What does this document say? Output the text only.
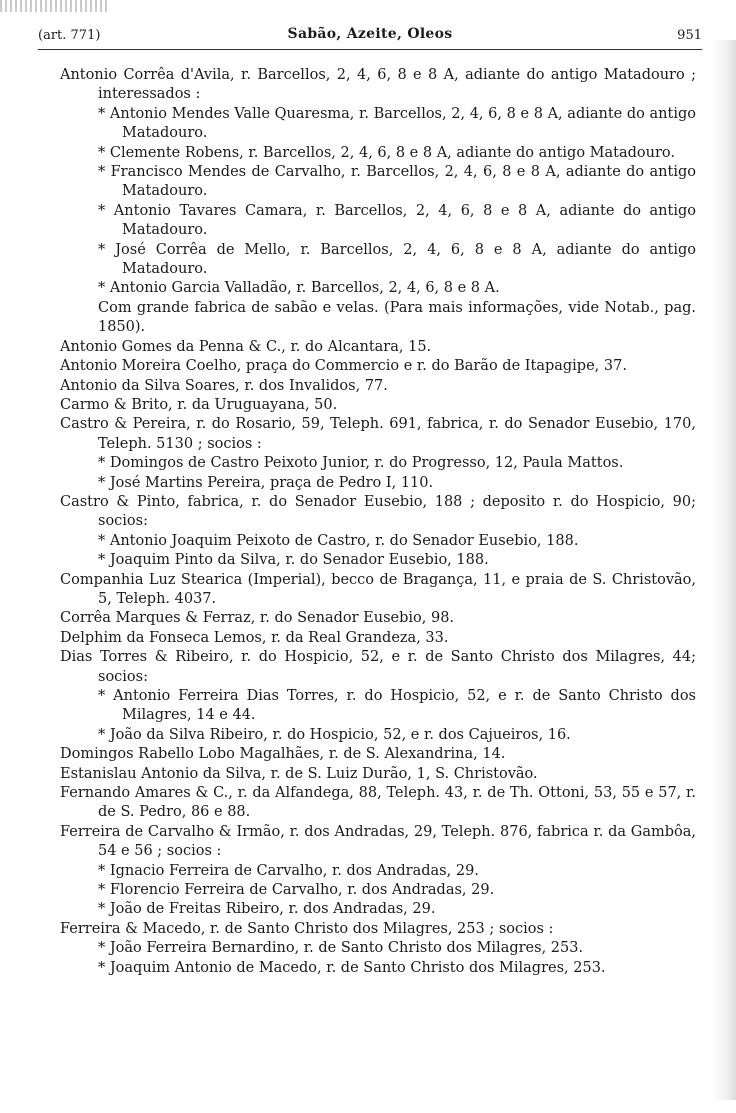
(art. 771)	Sabão, Azeite, Oleos	951

Antonio Corrêa d'Avila, r. Barcellos, 2, 4, 6, 8 e 8 A, adiante do antigo Matadouro ; interessados :

* Antonio Mendes Valle Quaresma, r. Barcellos, 2, 4, 6, 8 e 8 A, adiante do antigo Matadouro.

* Clemente Robens, r. Barcellos, 2, 4, 6, 8 e 8 A, adiante do antigo Matadouro.

* Francisco Mendes de Carvalho, r. Barcellos, 2, 4, 6, 8 e 8 A, adiante do antigo Matadouro.

* Antonio Tavares Camara, r. Barcellos, 2, 4, 6, 8 e 8 A, adiante do antigo Matadouro.

* José Corrêa de Mello, r. Barcellos, 2, 4, 6, 8 e 8 A, adiante do antigo Matadouro.

* Antonio Garcia Valladão, r. Barcellos, 2, 4, 6, 8 e 8 A.

Com grande fabrica de sabão e velas. (Para mais informações, vide Notab., pag. 1850).

Antonio Gomes da Penna & C., r. do Alcantara, 15.

Antonio Moreira Coelho, praça do Commercio e r. do Barão de Itapagipe, 37.

Antonio da Silva Soares, r. dos Invalidos, 77.

Carmo & Brito, r. da Uruguayana, 50.

Castro & Pereira, r. do Rosario, 59, Teleph. 691, fabrica, r. do Senador Eusebio, 170, Teleph. 5130 ; socios :

* Domingos de Castro Peixoto Junior, r. do Progresso, 12, Paula Mattos.

* José Martins Pereira, praça de Pedro I, 110.

Castro & Pinto, fabrica, r. do Senador Eusebio, 188 ; deposito r. do Hospicio, 90; socios:

* Antonio Joaquim Peixoto de Castro, r. do Senador Eusebio, 188.

* Joaquim Pinto da Silva, r. do Senador Eusebio, 188.

Companhia Luz Stearica (Imperial), becco de Bragança, 11, e praia de S. Christovão, 5, Teleph. 4037.

Corrêa Marques & Ferraz, r. do Senador Eusebio, 98.

Delphim da Fonseca Lemos, r. da Real Grandeza, 33.

Dias Torres & Ribeiro, r. do Hospicio, 52, e r. de Santo Christo dos Milagres, 44; socios:

* Antonio Ferreira Dias Torres, r. do Hospicio, 52, e r. de Santo Christo dos Milagres, 14 e 44.

* João da Silva Ribeiro, r. do Hospicio, 52, e r. dos Cajueiros, 16.

Domingos Rabello Lobo Magalhães, r. de S. Alexandrina, 14.

Estanislau Antonio da Silva, r. de S. Luiz Durão, 1, S. Christovão.

Fernando Amares & C., r. da Alfandega, 88, Teleph. 43, r. de Th. Ottoni, 53, 55 e 57, r. de S. Pedro, 86 e 88.

Ferreira de Carvalho & Irmão, r. dos Andradas, 29, Teleph. 876, fabrica r. da Gambôa, 54 e 56 ; socios :

* Ignacio Ferreira de Carvalho, r. dos Andradas, 29.

* Florencio Ferreira de Carvalho, r. dos Andradas, 29.

* João de Freitas Ribeiro, r. dos Andradas, 29.

Ferreira & Macedo, r. de Santo Christo dos Milagres, 253 ; socios :

* João Ferreira Bernardino, r. de Santo Christo dos Milagres, 253.

* Joaquim Antonio de Macedo, r. de Santo Christo dos Milagres, 253.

• **AIM**: Repeat the entries exactly and keep the pictures out of the copy.

• **COMPLETED EXERCISE**:
What does this document say? Output the text only.
(art. 771)	Sabão, Azeite, Oleos	951

Antonio Corrêa d'Avila, r. Barcellos, 2, 4, 6, 8 e 8 A, adiante do antigo Matadouro ; interessados :

* Antonio Mendes Valle Quaresma, r. Barcellos, 2, 4, 6, 8 e 8 A, adiante do antigo Matadouro.

* Clemente Robens, r. Barcellos, 2, 4, 6, 8 e 8 A, adiante do antigo Matadouro.

* Francisco Mendes de Carvalho, r. Barcellos, 2, 4, 6, 8 e 8 A, adiante do antigo Matadouro.

* Antonio Tavares Camara, r. Barcellos, 2, 4, 6, 8 e 8 A, adiante do antigo Matadouro.

* José Corrêa de Mello, r. Barcellos, 2, 4, 6, 8 e 8 A, adiante do antigo Matadouro.

* Antonio Garcia Valladão, r. Barcellos, 2, 4, 6, 8 e 8 A.

Com grande fabrica de sabão e velas. (Para mais informações, vide Notab., pag. 1850).

Antonio Gomes da Penna & C., r. do Alcantara, 15.

Antonio Moreira Coelho, praça do Commercio e r. do Barão de Itapagipe, 37.

Antonio da Silva Soares, r. dos Invalidos, 77.

Carmo & Brito, r. da Uruguayana, 50.

Castro & Pereira, r. do Rosario, 59, Teleph. 691, fabrica, r. do Senador Eusebio, 170, Teleph. 5130 ; socios :

* Domingos de Castro Peixoto Junior, r. do Progresso, 12, Paula Mattos.

* José Martins Pereira, praça de Pedro I, 110.

Castro & Pinto, fabrica, r. do Senador Eusebio, 188 ; deposito r. do Hospicio, 90; socios:

* Antonio Joaquim Peixoto de Castro, r. do Senador Eusebio, 188.

* Joaquim Pinto da Silva, r. do Senador Eusebio, 188.

Companhia Luz Stearica (Imperial), becco de Bragança, 11, e praia de S. Christovão, 5, Teleph. 4037.

Corrêa Marques & Ferraz, r. do Senador Eusebio, 98.

Delphim da Fonseca Lemos, r. da Real Grandeza, 33.

Dias Torres & Ribeiro, r. do Hospicio, 52, e r. de Santo Christo dos Milagres, 44; socios:

* Antonio Ferreira Dias Torres, r. do Hospicio, 52, e r. de Santo Christo dos Milagres, 14 e 44.

* João da Silva Ribeiro, r. do Hospicio, 52, e r. dos Cajueiros, 16.

Domingos Rabello Lobo Magalhães, r. de S. Alexandrina, 14.

Estanislau Antonio da Silva, r. de S. Luiz Durão, 1, S. Christovão.

Fernando Amares & C., r. da Alfandega, 88, Teleph. 43, r. de Th. Ottoni, 53, 55 e 57, r. de S. Pedro, 86 e 88.

Ferreira de Carvalho & Irmão, r. dos Andradas, 29, Teleph. 876, fabrica r. da Gambôa, 54 e 56 ; socios :

* Ignacio Ferreira de Carvalho, r. dos Andradas, 29.

* Florencio Ferreira de Carvalho, r. dos Andradas, 29.

* João de Freitas Ribeiro, r. dos Andradas, 29.

Ferreira & Macedo, r. de Santo Christo dos Milagres, 253 ; socios :

* João Ferreira Bernardino, r. de Santo Christo dos Milagres, 253.

* Joaquim Antonio de Macedo, r. de Santo Christo dos Milagres, 253.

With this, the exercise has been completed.